Copy out all of the data below with no alterations.
-- begin Listed entries --
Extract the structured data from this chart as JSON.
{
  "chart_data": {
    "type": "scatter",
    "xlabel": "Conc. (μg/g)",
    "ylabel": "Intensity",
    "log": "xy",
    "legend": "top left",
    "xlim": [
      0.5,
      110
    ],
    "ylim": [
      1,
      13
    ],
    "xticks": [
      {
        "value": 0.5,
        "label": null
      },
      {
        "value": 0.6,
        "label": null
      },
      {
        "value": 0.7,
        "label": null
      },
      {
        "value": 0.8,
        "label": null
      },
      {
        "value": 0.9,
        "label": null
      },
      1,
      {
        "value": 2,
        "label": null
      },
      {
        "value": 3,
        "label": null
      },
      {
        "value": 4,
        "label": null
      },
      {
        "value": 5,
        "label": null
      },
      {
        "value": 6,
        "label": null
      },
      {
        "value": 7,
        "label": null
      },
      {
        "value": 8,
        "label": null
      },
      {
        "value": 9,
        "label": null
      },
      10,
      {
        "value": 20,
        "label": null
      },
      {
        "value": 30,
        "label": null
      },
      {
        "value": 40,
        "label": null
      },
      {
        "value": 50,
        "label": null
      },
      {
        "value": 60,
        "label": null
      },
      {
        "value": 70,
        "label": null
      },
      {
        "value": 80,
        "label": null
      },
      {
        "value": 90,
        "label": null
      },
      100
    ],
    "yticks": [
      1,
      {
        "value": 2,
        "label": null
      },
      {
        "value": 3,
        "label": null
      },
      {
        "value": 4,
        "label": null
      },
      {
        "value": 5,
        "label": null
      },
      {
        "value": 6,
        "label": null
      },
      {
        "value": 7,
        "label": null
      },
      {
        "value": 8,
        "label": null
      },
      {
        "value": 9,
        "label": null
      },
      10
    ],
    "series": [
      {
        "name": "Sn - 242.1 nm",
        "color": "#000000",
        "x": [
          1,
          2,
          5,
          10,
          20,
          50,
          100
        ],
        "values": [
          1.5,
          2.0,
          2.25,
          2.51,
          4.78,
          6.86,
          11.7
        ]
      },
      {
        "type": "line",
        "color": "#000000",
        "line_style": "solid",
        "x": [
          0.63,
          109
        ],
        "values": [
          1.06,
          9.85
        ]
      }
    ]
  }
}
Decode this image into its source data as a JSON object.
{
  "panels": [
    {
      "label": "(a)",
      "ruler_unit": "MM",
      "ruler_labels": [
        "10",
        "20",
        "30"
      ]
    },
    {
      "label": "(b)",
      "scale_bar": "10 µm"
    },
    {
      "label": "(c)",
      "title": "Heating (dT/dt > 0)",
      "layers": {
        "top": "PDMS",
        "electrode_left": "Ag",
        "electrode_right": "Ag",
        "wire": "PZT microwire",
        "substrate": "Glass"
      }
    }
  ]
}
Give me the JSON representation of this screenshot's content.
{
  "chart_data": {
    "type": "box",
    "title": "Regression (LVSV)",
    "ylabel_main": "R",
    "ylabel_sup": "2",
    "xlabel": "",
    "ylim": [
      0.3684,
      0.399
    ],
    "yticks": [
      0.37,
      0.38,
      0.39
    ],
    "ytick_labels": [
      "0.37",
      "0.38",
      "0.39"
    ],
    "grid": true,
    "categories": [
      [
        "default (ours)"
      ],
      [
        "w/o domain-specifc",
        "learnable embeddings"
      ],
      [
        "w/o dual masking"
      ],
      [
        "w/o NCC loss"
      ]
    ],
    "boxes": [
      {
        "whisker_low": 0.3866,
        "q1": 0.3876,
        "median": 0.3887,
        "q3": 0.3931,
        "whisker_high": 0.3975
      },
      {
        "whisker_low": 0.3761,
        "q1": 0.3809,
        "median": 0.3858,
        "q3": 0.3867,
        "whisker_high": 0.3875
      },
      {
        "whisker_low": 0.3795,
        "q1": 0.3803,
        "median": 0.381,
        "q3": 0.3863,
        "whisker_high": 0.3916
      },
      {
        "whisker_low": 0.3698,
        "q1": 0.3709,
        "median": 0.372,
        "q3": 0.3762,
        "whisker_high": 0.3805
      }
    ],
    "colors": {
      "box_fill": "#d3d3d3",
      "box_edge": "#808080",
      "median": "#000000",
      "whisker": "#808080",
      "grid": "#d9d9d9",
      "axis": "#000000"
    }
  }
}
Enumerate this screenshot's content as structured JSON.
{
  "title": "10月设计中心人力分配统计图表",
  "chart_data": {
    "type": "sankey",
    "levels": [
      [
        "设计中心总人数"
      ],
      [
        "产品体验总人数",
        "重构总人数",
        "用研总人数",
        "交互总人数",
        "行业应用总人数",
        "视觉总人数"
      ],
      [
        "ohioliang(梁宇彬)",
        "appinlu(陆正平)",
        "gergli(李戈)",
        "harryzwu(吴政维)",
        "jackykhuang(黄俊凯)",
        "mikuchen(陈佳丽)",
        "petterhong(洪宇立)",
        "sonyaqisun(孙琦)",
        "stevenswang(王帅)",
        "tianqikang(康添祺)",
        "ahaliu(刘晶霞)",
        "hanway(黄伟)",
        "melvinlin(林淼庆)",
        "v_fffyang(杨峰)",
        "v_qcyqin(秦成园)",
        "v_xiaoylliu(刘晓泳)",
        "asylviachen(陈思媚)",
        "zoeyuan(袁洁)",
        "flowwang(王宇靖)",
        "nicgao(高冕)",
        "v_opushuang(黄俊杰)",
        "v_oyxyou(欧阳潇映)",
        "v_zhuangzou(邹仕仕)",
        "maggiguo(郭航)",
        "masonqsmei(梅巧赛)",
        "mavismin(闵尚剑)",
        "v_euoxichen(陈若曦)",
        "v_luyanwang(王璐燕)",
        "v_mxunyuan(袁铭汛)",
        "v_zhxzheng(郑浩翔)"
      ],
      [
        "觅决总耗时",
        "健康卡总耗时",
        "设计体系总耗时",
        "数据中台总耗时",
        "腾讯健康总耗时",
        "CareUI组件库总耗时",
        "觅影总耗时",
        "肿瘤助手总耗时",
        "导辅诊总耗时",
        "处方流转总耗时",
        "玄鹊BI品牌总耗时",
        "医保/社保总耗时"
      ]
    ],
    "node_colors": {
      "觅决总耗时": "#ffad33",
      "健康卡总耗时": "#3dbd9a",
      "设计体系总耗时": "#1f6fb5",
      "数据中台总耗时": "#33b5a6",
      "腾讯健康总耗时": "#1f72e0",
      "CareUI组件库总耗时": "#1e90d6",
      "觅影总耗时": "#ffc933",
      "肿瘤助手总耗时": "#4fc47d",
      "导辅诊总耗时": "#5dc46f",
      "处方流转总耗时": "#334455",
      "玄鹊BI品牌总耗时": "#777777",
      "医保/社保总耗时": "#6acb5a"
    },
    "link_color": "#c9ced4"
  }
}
-- end Listed entries --
[Task output]
Extract the structured data from this chart as JSON.
{
  "chart_data": {
    "type": "scatter",
    "xlabel": "Conc. (μg/g)",
    "ylabel": "Intensity",
    "log": "xy",
    "legend": "top left",
    "xlim": [
      0.5,
      110
    ],
    "ylim": [
      1,
      13
    ],
    "xticks": [
      {
        "value": 0.5,
        "label": null
      },
      {
        "value": 0.6,
        "label": null
      },
      {
        "value": 0.7,
        "label": null
      },
      {
        "value": 0.8,
        "label": null
      },
      {
        "value": 0.9,
        "label": null
      },
      1,
      {
        "value": 2,
        "label": null
      },
      {
        "value": 3,
        "label": null
      },
      {
        "value": 4,
        "label": null
      },
      {
        "value": 5,
        "label": null
      },
      {
        "value": 6,
        "label": null
      },
      {
        "value": 7,
        "label": null
      },
      {
        "value": 8,
        "label": null
      },
      {
        "value": 9,
        "label": null
      },
      10,
      {
        "value": 20,
        "label": null
      },
      {
        "value": 30,
        "label": null
      },
      {
        "value": 40,
        "label": null
      },
      {
        "value": 50,
        "label": null
      },
      {
        "value": 60,
        "label": null
      },
      {
        "value": 70,
        "label": null
      },
      {
        "value": 80,
        "label": null
      },
      {
        "value": 90,
        "label": null
      },
      100
    ],
    "yticks": [
      1,
      {
        "value": 2,
        "label": null
      },
      {
        "value": 3,
        "label": null
      },
      {
        "value": 4,
        "label": null
      },
      {
        "value": 5,
        "label": null
      },
      {
        "value": 6,
        "label": null
      },
      {
        "value": 7,
        "label": null
      },
      {
        "value": 8,
        "label": null
      },
      {
        "value": 9,
        "label": null
      },
      10
    ],
    "series": [
      {
        "name": "Sn - 242.1 nm",
        "color": "#000000",
        "x": [
          1,
          2,
          5,
          10,
          20,
          50,
          100
        ],
        "values": [
          1.5,
          2.0,
          2.25,
          2.51,
          4.78,
          6.86,
          11.7
        ]
      },
      {
        "type": "line",
        "color": "#000000",
        "line_style": "solid",
        "x": [
          0.63,
          109
        ],
        "values": [
          1.06,
          9.85
        ]
      }
    ]
  }
}
Decode this image into its source data as a JSON object.
{
  "panels": [
    {
      "label": "(a)",
      "ruler_unit": "MM",
      "ruler_labels": [
        "10",
        "20",
        "30"
      ]
    },
    {
      "label": "(b)",
      "scale_bar": "10 µm"
    },
    {
      "label": "(c)",
      "title": "Heating (dT/dt > 0)",
      "layers": {
        "top": "PDMS",
        "electrode_left": "Ag",
        "electrode_right": "Ag",
        "wire": "PZT microwire",
        "substrate": "Glass"
      }
    }
  ]
}
Give me the JSON representation of this screenshot's content.
{
  "chart_data": {
    "type": "box",
    "title": "Regression (LVSV)",
    "ylabel_main": "R",
    "ylabel_sup": "2",
    "xlabel": "",
    "ylim": [
      0.3684,
      0.399
    ],
    "yticks": [
      0.37,
      0.38,
      0.39
    ],
    "ytick_labels": [
      "0.37",
      "0.38",
      "0.39"
    ],
    "grid": true,
    "categories": [
      [
        "default (ours)"
      ],
      [
        "w/o domain-specifc",
        "learnable embeddings"
      ],
      [
        "w/o dual masking"
      ],
      [
        "w/o NCC loss"
      ]
    ],
    "boxes": [
      {
        "whisker_low": 0.3866,
        "q1": 0.3876,
        "median": 0.3887,
        "q3": 0.3931,
        "whisker_high": 0.3975
      },
      {
        "whisker_low": 0.3761,
        "q1": 0.3809,
        "median": 0.3858,
        "q3": 0.3867,
        "whisker_high": 0.3875
      },
      {
        "whisker_low": 0.3795,
        "q1": 0.3803,
        "median": 0.381,
        "q3": 0.3863,
        "whisker_high": 0.3916
      },
      {
        "whisker_low": 0.3698,
        "q1": 0.3709,
        "median": 0.372,
        "q3": 0.3762,
        "whisker_high": 0.3805
      }
    ],
    "colors": {
      "box_fill": "#d3d3d3",
      "box_edge": "#808080",
      "median": "#000000",
      "whisker": "#808080",
      "grid": "#d9d9d9",
      "axis": "#000000"
    }
  }
}
Enumerate this screenshot's content as structured JSON.
{
  "title": "10月设计中心人力分配统计图表",
  "chart_data": {
    "type": "sankey",
    "levels": [
      [
        "设计中心总人数"
      ],
      [
        "产品体验总人数",
        "重构总人数",
        "用研总人数",
        "交互总人数",
        "行业应用总人数",
        "视觉总人数"
      ],
      [
        "ohioliang(梁宇彬)",
        "appinlu(陆正平)",
        "gergli(李戈)",
        "harryzwu(吴政维)",
        "jackykhuang(黄俊凯)",
        "mikuchen(陈佳丽)",
        "petterhong(洪宇立)",
        "sonyaqisun(孙琦)",
        "stevenswang(王帅)",
        "tianqikang(康添祺)",
        "ahaliu(刘晶霞)",
        "hanway(黄伟)",
        "melvinlin(林淼庆)",
        "v_fffyang(杨峰)",
        "v_qcyqin(秦成园)",
        "v_xiaoylliu(刘晓泳)",
        "asylviachen(陈思媚)",
        "zoeyuan(袁洁)",
        "flowwang(王宇靖)",
        "nicgao(高冕)",
        "v_opushuang(黄俊杰)",
        "v_oyxyou(欧阳潇映)",
        "v_zhuangzou(邹仕仕)",
        "maggiguo(郭航)",
        "masonqsmei(梅巧赛)",
        "mavismin(闵尚剑)",
        "v_euoxichen(陈若曦)",
        "v_luyanwang(王璐燕)",
        "v_mxunyuan(袁铭汛)",
        "v_zhxzheng(郑浩翔)"
      ],
      [
        "觅决总耗时",
        "健康卡总耗时",
        "设计体系总耗时",
        "数据中台总耗时",
        "腾讯健康总耗时",
        "CareUI组件库总耗时",
        "觅影总耗时",
        "肿瘤助手总耗时",
        "导辅诊总耗时",
        "处方流转总耗时",
        "玄鹊BI品牌总耗时",
        "医保/社保总耗时"
      ]
    ],
    "node_colors": {
      "觅决总耗时": "#ffad33",
      "健康卡总耗时": "#3dbd9a",
      "设计体系总耗时": "#1f6fb5",
      "数据中台总耗时": "#33b5a6",
      "腾讯健康总耗时": "#1f72e0",
      "CareUI组件库总耗时": "#1e90d6",
      "觅影总耗时": "#ffc933",
      "肿瘤助手总耗时": "#4fc47d",
      "导辅诊总耗时": "#5dc46f",
      "处方流转总耗时": "#334455",
      "玄鹊BI品牌总耗时": "#777777",
      "医保/社保总耗时": "#6acb5a"
    },
    "link_color": "#c9ced4"
  }
}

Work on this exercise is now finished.